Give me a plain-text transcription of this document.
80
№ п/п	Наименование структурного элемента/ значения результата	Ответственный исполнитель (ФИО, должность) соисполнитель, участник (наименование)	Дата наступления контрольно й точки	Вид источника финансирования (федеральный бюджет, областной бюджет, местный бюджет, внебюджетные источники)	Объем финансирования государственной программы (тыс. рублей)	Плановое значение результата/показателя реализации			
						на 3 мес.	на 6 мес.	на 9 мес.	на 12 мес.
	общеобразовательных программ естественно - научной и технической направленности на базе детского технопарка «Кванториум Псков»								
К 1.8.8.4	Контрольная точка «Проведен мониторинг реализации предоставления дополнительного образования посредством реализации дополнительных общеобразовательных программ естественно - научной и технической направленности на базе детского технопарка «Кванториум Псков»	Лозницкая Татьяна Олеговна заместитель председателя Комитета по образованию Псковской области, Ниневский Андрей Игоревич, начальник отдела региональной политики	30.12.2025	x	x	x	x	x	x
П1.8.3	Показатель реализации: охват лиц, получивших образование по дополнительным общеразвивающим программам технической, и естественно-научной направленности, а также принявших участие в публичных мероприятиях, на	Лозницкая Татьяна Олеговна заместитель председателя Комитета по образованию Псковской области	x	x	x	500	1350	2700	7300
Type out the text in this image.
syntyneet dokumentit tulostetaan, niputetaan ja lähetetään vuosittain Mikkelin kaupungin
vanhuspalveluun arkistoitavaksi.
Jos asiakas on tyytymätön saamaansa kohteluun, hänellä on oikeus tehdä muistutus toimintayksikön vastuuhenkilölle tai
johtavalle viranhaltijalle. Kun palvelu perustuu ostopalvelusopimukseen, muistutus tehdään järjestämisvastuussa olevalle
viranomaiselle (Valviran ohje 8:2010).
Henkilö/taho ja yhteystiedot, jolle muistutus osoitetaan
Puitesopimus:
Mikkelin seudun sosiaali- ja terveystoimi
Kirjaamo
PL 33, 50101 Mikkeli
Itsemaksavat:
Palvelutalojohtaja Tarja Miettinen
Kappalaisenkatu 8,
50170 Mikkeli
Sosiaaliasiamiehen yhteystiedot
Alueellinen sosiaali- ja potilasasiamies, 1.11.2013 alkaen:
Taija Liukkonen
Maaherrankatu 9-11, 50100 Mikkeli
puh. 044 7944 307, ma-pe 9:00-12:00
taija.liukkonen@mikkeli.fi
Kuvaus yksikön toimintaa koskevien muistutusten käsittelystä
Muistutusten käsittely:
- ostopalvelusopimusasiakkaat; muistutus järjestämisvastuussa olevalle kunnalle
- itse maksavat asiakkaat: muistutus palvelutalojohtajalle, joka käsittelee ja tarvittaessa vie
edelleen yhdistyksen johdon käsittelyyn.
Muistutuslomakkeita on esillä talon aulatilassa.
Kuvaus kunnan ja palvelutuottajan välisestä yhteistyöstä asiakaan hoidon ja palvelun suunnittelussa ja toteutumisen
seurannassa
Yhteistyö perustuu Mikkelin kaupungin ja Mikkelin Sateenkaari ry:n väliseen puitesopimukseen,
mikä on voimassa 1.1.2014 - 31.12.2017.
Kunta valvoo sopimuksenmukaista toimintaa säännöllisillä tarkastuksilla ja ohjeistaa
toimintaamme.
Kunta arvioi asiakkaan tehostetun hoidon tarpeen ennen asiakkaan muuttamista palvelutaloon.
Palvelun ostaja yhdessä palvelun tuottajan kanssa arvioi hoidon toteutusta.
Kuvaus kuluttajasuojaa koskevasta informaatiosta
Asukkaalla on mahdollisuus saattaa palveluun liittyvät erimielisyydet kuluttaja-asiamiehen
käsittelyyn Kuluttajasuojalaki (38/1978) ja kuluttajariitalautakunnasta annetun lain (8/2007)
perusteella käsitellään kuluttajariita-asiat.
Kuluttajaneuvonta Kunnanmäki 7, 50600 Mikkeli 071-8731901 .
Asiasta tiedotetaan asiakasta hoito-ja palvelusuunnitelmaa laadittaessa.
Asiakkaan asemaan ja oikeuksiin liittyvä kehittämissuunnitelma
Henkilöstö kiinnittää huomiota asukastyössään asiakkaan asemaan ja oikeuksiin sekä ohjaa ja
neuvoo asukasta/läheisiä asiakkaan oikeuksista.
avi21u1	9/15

_WHAT YOU ARE ASKED TO DO_: Read through the entries and copy each line in which "this" appears.

_RESPONSE_:
Give me a plain-text transcription of this document.
Type out the text in this image.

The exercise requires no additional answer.